*Task to carry out*:
From the records below, copy every line that contains the word "years".

(Data excerpts)
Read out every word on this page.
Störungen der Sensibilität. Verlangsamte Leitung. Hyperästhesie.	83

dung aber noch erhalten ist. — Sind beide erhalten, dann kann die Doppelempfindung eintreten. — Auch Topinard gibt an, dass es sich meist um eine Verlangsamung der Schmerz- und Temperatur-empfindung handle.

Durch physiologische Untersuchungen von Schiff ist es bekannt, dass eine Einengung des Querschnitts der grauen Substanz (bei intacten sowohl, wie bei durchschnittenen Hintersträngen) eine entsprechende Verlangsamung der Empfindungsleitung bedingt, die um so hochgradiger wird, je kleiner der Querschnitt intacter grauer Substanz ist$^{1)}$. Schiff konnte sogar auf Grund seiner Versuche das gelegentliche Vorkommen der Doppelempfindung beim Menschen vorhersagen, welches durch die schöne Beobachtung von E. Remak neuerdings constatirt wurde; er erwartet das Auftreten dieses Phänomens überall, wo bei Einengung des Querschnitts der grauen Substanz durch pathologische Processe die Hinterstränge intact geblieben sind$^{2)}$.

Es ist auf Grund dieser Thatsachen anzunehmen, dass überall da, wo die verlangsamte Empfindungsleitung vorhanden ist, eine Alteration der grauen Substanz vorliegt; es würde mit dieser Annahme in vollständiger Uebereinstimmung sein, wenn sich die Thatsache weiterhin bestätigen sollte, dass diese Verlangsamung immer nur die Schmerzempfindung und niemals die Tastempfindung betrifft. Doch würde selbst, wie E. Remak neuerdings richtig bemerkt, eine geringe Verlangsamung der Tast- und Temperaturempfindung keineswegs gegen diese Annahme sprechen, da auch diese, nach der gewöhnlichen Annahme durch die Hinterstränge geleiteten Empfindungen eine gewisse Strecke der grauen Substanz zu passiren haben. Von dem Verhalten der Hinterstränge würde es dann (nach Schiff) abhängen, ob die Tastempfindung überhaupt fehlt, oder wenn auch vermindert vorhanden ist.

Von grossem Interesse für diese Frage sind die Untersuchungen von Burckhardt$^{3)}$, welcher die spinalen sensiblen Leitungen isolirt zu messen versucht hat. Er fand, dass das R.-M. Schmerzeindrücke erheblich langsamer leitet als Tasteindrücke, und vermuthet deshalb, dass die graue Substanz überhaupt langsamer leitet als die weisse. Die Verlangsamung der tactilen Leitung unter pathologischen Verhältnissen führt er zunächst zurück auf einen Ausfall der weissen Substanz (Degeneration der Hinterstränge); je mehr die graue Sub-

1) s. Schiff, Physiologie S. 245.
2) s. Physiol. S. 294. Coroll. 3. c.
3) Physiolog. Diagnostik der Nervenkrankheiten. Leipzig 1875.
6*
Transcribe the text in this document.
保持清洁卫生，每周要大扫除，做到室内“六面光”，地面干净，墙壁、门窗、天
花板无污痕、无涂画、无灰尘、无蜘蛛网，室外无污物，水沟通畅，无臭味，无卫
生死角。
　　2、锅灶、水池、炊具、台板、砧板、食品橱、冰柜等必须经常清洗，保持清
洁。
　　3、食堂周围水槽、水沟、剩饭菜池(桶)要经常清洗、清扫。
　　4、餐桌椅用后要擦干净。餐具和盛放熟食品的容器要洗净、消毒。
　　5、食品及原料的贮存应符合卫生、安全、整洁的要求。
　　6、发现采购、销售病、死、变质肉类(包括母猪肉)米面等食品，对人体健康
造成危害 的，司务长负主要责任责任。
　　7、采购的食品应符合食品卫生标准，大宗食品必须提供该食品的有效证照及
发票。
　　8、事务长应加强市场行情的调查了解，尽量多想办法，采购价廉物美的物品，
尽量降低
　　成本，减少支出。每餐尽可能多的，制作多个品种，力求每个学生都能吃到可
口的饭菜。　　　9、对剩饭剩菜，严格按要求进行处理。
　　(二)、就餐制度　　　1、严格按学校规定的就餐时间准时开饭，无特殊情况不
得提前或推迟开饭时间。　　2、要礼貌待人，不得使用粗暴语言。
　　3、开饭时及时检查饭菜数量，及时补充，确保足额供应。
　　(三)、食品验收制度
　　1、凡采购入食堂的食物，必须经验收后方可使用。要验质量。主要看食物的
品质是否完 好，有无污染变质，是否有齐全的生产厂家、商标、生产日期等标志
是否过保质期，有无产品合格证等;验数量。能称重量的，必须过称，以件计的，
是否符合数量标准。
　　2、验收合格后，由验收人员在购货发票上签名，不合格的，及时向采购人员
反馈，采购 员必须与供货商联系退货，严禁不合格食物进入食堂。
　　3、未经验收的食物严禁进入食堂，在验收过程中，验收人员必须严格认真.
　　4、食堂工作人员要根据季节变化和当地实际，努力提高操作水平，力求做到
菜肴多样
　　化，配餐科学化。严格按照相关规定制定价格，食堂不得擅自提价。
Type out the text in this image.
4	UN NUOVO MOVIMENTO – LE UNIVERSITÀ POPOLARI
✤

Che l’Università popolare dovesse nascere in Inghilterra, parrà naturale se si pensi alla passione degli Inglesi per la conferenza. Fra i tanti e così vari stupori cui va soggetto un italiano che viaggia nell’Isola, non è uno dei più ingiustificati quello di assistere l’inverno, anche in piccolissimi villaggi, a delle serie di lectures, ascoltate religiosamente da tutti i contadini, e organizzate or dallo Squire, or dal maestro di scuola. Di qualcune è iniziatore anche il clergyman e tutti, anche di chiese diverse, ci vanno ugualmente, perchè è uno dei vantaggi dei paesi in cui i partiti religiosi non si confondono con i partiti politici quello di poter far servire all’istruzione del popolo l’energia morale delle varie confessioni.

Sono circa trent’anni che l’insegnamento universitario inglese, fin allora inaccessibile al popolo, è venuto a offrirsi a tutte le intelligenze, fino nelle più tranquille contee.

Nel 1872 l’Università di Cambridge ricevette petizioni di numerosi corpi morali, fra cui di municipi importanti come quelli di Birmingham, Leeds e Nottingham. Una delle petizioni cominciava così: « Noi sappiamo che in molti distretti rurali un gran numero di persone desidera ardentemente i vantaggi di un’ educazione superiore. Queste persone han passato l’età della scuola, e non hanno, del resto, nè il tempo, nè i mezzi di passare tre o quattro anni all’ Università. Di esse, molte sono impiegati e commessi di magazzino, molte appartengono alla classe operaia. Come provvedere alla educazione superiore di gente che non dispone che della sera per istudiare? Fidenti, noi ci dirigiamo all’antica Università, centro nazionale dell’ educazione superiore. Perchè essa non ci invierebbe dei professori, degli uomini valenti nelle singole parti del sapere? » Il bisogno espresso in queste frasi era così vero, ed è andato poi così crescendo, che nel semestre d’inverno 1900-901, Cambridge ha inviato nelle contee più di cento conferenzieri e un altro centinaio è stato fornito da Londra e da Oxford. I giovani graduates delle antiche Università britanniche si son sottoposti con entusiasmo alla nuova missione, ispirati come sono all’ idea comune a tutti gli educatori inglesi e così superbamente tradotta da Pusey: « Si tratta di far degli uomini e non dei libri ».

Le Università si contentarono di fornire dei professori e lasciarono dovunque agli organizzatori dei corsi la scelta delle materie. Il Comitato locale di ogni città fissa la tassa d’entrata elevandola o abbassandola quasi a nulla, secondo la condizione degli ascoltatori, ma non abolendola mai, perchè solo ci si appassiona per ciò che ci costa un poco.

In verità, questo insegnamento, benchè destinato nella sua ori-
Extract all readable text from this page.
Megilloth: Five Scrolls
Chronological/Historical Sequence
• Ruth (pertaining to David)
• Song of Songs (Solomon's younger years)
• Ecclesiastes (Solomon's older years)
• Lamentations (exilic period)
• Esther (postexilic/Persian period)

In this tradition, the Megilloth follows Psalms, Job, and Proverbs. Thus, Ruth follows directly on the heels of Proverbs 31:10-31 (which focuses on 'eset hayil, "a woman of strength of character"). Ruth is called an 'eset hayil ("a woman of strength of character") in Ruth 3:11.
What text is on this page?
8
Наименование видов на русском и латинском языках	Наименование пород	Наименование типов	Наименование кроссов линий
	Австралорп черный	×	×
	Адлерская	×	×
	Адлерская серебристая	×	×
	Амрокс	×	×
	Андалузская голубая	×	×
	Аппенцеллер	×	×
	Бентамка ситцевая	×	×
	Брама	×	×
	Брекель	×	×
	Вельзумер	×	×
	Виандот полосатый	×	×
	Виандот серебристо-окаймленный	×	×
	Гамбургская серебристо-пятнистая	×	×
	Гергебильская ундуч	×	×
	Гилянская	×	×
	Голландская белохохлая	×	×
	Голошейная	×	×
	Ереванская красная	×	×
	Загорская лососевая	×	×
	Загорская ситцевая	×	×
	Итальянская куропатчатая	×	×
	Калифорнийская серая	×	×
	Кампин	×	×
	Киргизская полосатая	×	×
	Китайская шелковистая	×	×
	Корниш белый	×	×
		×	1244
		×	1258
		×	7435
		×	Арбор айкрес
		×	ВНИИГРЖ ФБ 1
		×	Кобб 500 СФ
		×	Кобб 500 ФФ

*Solution to the problem*:
• Song of Songs (Solomon's younger years)
• Ecclesiastes (Solomon's older years)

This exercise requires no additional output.